EXERCISE DESCRIPTION: Locate all lines with the word "социальной" and copy them out.

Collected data
• • •

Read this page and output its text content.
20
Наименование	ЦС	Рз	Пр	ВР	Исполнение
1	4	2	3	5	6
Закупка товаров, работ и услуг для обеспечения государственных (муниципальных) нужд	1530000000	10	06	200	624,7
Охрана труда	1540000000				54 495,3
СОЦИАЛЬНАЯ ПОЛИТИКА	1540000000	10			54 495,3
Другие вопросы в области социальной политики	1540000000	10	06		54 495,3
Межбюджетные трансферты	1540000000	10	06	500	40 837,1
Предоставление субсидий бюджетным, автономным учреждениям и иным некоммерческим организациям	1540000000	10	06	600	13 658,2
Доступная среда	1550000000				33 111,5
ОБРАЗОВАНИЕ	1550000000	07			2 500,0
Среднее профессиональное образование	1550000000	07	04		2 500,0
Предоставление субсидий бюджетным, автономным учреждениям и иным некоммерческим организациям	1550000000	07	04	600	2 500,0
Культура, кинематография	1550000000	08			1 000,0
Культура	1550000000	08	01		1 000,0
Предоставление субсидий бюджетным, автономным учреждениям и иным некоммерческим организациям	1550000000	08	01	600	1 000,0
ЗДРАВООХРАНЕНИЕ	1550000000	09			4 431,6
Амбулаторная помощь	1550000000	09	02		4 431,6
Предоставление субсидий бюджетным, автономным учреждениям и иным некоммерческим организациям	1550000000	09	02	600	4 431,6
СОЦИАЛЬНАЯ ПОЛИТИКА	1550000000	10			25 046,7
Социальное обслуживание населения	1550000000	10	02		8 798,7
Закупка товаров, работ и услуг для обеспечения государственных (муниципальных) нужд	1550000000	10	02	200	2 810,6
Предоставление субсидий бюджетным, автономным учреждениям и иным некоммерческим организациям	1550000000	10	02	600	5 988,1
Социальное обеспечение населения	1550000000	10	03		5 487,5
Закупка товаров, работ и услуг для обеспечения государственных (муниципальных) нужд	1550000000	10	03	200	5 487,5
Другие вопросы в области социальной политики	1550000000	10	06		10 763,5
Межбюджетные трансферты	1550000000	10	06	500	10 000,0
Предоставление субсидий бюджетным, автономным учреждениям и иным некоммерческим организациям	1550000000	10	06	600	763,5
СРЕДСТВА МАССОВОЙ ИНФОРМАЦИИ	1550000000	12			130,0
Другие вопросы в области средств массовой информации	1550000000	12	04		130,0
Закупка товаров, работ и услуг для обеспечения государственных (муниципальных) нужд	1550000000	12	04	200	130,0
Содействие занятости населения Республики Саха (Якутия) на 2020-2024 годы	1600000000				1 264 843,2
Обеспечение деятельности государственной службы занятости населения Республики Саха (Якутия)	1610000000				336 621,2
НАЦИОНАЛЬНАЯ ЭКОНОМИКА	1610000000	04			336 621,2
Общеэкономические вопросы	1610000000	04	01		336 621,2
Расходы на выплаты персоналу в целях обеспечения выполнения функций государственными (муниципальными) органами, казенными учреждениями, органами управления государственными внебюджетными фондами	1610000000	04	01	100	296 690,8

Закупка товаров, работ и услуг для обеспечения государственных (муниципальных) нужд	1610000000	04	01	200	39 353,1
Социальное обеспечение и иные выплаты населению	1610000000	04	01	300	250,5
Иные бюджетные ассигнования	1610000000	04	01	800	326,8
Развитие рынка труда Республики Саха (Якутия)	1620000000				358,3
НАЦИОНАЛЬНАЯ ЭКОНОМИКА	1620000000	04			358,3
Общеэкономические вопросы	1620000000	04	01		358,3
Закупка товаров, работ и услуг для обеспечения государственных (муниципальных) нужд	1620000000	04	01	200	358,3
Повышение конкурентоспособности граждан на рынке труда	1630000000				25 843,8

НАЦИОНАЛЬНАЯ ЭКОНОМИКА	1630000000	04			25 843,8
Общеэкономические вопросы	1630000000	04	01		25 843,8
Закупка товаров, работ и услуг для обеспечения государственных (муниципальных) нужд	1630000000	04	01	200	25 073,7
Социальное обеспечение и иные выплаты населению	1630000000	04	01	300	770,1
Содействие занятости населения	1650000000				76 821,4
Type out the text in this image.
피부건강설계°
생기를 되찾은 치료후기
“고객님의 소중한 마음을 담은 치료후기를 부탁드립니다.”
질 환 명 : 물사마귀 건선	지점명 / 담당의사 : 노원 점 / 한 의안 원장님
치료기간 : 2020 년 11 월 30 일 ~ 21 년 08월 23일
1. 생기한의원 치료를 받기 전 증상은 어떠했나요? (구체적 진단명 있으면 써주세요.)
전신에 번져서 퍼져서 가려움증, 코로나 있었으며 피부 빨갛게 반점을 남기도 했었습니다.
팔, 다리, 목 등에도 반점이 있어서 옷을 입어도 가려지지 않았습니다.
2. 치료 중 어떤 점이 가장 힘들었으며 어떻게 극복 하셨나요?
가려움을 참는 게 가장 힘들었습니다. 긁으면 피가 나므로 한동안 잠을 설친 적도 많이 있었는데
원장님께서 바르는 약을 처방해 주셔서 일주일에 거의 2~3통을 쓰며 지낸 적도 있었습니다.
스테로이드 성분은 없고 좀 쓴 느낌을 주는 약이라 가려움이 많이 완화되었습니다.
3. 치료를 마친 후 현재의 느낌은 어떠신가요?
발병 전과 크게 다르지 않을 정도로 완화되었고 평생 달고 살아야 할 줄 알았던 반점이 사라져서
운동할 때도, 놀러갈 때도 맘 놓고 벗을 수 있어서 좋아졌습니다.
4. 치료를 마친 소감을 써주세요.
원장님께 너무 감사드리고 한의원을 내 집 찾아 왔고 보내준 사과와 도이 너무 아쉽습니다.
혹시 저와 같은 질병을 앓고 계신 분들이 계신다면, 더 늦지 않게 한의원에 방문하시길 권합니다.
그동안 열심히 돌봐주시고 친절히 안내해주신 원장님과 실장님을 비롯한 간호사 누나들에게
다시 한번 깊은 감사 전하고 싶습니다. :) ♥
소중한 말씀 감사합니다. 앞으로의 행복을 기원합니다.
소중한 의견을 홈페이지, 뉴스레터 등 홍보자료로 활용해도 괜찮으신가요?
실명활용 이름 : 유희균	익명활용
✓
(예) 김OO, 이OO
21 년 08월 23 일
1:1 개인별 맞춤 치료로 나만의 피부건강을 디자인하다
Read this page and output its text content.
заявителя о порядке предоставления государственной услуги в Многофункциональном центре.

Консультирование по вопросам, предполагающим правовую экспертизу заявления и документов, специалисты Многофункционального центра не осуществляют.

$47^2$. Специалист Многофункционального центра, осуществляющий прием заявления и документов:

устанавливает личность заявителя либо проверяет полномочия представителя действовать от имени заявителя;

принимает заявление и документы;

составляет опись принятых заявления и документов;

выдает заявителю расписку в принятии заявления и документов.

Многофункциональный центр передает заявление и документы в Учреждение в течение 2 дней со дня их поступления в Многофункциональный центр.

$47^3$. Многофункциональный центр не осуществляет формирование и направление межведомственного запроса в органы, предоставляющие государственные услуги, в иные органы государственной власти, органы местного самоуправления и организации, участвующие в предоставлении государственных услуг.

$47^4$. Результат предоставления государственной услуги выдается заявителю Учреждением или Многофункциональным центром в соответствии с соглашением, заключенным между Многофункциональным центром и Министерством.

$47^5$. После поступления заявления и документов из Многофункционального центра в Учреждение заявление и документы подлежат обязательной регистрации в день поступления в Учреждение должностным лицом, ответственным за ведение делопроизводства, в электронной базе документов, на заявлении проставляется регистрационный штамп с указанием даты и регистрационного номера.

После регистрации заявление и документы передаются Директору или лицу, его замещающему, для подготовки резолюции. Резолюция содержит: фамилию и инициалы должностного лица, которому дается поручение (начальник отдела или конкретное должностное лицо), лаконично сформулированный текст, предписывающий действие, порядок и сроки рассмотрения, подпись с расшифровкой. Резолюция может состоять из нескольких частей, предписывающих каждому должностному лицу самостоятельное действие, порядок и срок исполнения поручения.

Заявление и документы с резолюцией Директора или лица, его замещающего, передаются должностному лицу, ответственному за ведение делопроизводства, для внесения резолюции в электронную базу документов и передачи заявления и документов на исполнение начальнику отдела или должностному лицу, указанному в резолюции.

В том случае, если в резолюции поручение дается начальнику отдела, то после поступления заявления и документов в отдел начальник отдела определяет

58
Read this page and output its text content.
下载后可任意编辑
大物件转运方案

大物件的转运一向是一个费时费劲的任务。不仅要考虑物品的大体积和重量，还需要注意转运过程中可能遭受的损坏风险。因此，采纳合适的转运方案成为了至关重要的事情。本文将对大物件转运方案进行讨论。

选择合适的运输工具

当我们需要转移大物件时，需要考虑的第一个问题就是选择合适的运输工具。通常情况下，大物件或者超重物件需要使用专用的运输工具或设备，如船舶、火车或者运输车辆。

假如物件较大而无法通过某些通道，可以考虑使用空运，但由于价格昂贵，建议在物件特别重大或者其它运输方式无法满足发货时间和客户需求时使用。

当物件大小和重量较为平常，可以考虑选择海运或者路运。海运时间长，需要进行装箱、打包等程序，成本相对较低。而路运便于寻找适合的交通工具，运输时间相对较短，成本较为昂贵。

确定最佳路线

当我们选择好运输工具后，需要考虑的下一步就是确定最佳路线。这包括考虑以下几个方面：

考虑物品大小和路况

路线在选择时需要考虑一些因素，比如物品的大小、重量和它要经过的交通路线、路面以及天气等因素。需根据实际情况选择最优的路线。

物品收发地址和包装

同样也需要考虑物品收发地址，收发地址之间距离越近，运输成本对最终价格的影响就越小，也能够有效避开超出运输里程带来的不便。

• • •

RESPONSE TO THIS EXERCISE:
Другие вопросы в области социальной политики	1540000000	10	06		54 495,3
Другие вопросы в области социальной политики	1550000000	10	06		10 763,5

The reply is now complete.